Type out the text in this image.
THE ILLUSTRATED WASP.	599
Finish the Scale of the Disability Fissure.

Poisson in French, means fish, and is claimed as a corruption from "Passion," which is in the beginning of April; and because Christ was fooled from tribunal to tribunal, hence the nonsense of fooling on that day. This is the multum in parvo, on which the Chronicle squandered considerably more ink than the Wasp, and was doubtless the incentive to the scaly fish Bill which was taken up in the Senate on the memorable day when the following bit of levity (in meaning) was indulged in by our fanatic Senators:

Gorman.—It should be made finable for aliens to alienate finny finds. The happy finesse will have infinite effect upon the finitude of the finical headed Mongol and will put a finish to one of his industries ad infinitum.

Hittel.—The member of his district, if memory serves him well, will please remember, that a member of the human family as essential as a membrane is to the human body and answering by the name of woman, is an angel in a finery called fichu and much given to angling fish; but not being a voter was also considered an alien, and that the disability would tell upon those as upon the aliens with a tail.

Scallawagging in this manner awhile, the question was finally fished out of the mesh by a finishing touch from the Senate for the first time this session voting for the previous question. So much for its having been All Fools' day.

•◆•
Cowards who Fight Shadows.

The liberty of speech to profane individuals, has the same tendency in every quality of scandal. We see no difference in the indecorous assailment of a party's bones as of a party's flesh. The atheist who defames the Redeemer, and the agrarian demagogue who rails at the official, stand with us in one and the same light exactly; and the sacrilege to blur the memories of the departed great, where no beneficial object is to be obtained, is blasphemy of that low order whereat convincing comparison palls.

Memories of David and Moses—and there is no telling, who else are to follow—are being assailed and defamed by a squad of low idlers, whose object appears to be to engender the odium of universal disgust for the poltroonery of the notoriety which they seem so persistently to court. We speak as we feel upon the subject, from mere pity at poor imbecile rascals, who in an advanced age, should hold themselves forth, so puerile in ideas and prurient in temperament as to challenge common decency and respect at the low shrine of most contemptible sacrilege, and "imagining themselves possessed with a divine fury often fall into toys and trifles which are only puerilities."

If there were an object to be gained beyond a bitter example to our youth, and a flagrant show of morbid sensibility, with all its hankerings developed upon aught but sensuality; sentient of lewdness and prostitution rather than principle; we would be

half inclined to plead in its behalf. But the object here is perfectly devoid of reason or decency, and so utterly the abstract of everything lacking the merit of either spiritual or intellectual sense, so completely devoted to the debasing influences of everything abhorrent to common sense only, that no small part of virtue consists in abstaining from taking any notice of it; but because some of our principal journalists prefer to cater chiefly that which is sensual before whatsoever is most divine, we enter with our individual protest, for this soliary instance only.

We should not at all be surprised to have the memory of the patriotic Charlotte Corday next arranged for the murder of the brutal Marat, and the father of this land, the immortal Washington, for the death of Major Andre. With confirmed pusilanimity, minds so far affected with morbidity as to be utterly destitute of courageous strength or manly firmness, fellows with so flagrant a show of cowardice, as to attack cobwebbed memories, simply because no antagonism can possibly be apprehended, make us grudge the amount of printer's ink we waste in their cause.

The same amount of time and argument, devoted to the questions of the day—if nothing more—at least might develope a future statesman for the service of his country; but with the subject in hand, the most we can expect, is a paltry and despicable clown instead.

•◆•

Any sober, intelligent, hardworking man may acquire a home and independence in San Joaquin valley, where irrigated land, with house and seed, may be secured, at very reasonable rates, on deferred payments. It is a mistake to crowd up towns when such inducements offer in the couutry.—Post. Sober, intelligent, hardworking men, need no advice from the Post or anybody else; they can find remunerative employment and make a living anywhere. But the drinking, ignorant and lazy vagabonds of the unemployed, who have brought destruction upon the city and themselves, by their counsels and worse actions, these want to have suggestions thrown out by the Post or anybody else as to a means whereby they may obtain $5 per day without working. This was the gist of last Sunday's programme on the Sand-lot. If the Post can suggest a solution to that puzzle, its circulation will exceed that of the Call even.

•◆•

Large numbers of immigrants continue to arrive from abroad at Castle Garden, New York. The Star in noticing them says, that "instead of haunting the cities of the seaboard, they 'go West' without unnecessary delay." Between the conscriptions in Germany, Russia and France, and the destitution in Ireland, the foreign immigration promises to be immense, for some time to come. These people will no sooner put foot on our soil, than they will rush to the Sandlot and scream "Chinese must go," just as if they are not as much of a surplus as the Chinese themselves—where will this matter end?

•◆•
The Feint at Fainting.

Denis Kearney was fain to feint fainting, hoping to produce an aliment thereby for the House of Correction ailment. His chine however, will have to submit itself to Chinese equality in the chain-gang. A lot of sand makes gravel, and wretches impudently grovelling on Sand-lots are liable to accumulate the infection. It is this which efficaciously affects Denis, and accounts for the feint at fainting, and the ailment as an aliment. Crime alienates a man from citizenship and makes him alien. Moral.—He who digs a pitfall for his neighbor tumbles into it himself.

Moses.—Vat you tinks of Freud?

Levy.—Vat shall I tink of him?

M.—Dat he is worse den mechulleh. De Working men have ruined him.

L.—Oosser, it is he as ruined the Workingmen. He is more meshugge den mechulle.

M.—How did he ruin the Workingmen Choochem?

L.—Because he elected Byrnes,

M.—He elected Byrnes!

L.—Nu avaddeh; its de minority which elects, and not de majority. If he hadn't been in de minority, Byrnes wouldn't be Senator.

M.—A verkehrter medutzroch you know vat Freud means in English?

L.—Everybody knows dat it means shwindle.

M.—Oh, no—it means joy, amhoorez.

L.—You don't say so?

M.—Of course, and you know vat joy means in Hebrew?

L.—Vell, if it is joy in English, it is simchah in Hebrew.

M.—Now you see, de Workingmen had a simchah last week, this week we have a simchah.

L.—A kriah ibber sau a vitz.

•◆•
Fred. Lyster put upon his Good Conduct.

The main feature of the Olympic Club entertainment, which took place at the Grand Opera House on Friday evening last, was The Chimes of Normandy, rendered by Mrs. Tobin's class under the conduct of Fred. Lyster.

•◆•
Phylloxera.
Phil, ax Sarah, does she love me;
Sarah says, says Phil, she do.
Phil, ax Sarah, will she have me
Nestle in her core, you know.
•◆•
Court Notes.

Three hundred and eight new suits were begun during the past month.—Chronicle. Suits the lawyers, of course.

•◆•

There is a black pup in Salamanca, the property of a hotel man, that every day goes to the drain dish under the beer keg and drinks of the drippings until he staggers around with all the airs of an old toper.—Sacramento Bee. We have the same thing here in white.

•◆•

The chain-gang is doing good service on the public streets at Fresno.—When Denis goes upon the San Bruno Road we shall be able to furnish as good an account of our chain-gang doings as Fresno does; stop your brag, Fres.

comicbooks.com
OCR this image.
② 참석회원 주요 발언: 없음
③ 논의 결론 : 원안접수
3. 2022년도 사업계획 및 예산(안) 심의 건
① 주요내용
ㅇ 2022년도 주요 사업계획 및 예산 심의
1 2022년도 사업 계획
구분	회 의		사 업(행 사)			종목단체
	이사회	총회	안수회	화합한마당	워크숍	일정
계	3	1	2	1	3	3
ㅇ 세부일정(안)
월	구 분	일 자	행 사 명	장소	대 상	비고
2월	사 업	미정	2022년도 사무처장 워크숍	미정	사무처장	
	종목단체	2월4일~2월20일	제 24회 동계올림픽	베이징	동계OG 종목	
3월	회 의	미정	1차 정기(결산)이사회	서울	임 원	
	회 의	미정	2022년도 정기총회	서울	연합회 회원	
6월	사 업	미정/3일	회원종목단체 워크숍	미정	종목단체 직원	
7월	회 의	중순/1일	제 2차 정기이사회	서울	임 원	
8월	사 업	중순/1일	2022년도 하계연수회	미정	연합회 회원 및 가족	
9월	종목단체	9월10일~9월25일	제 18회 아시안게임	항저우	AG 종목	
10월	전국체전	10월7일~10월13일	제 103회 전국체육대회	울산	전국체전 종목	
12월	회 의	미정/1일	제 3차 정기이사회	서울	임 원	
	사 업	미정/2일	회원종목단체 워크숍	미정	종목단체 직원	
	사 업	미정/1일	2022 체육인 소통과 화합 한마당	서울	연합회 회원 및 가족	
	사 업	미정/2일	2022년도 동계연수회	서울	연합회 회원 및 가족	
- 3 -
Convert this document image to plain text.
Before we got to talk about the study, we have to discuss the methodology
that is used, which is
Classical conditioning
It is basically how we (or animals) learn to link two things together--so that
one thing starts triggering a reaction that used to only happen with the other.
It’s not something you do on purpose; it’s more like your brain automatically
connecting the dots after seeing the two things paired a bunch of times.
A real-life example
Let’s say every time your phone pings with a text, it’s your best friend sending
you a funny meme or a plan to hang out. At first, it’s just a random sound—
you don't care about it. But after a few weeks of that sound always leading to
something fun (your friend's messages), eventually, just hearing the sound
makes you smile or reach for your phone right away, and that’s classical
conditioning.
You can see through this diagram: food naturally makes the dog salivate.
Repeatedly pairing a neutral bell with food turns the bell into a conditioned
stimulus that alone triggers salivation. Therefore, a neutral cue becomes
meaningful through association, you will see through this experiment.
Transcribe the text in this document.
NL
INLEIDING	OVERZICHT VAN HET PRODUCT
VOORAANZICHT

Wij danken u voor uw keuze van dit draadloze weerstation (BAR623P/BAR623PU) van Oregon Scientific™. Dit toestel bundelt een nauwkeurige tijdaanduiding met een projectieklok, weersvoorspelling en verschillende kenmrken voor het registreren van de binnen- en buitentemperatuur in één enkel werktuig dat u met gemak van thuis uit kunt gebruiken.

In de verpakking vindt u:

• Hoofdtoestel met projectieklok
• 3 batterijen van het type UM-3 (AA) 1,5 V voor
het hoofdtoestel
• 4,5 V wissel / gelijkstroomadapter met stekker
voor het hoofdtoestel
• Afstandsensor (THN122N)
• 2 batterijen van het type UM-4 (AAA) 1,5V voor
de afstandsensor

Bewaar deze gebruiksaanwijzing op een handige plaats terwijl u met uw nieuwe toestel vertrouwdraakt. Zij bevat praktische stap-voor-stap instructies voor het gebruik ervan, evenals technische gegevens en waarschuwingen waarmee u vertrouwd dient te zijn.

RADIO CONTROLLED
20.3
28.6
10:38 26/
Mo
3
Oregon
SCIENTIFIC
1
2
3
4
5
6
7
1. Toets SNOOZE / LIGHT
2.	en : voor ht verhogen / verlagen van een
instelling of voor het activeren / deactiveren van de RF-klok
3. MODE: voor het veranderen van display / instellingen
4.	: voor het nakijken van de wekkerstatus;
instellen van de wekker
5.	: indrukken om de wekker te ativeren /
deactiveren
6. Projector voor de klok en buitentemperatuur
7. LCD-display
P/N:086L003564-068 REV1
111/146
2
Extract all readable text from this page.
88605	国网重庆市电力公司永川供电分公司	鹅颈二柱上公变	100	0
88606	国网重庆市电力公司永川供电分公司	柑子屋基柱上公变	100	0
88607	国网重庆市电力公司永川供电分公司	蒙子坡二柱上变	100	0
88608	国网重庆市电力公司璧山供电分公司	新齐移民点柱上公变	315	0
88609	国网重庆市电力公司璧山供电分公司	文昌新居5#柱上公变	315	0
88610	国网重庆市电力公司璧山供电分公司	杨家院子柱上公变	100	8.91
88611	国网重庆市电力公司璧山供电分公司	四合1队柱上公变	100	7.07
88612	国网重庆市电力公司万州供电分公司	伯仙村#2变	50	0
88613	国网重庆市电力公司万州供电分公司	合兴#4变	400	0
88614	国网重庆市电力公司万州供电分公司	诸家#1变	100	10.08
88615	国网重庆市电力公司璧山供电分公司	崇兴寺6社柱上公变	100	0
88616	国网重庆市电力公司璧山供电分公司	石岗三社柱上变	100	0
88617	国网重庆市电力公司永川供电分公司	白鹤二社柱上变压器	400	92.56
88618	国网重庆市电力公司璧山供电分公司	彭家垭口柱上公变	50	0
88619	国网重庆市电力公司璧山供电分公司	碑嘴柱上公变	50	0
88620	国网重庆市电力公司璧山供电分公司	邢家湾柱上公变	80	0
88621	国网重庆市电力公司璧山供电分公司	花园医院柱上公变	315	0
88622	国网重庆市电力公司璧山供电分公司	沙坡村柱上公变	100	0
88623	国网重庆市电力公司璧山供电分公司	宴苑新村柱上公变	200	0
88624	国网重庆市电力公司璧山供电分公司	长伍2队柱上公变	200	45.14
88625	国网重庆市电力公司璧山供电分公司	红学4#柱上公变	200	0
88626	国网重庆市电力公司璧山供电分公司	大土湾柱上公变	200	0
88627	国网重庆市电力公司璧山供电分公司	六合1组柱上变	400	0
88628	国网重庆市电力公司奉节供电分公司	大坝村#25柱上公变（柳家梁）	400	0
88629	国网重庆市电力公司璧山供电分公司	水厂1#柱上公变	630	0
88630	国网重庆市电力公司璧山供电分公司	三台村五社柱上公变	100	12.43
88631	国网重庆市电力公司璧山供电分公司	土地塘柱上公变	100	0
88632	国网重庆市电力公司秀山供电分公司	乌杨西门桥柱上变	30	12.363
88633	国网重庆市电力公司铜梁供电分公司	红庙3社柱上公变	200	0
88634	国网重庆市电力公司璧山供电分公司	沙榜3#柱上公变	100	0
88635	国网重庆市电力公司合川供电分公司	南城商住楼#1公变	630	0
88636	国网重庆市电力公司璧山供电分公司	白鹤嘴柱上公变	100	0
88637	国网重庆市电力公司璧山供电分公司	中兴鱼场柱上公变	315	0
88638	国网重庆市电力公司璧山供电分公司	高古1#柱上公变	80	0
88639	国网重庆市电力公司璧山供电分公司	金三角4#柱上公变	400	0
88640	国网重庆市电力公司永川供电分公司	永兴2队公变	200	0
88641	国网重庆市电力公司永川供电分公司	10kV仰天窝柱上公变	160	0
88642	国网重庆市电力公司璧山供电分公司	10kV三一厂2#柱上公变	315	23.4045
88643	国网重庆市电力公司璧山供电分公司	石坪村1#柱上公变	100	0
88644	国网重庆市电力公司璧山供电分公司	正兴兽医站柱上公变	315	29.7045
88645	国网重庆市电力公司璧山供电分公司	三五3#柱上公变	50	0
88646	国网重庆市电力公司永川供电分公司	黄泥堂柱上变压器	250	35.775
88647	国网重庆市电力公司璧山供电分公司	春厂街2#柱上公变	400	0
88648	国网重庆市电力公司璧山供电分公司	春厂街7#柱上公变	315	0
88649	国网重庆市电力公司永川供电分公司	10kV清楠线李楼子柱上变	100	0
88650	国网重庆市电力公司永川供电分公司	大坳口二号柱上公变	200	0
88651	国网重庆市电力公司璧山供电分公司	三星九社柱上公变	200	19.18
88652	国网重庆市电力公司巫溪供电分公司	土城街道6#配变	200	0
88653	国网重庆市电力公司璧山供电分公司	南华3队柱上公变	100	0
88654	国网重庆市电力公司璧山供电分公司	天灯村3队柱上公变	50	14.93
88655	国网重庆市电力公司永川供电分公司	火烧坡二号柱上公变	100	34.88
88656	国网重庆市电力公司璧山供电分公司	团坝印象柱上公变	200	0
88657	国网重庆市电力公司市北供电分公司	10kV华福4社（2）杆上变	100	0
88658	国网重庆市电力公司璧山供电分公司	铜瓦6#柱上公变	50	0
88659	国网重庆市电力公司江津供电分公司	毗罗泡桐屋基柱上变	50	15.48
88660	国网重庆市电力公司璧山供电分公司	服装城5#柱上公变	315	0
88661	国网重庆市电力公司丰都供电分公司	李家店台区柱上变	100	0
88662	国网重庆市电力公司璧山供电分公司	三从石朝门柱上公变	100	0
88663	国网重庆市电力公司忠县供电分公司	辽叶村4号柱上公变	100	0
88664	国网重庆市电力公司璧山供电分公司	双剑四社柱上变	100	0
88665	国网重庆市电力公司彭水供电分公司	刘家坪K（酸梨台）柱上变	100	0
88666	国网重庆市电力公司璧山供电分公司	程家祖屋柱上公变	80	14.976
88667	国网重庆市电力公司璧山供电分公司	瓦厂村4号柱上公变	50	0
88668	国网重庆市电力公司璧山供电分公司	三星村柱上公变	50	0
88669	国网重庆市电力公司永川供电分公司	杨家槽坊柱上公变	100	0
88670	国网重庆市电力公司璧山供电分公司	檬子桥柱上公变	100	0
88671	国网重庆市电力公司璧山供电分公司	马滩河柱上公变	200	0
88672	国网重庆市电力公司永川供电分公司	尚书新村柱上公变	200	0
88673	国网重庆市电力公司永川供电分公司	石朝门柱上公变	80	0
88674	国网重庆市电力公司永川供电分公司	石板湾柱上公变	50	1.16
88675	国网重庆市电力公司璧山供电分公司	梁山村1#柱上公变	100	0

________

TASK DIRECTIONS
Copy every line from the entries that contains the word "Lyster".

RESULT OF THIS EXERCISE
Fred. Lyster put upon his Good Conduct.
The main feature of the Olympic Club entertainment, which took place at the Grand Opera House on Friday evening last, was The Chimes of Normandy, rendered by Mrs. Tobin's class under the conduct of Fred. Lyster.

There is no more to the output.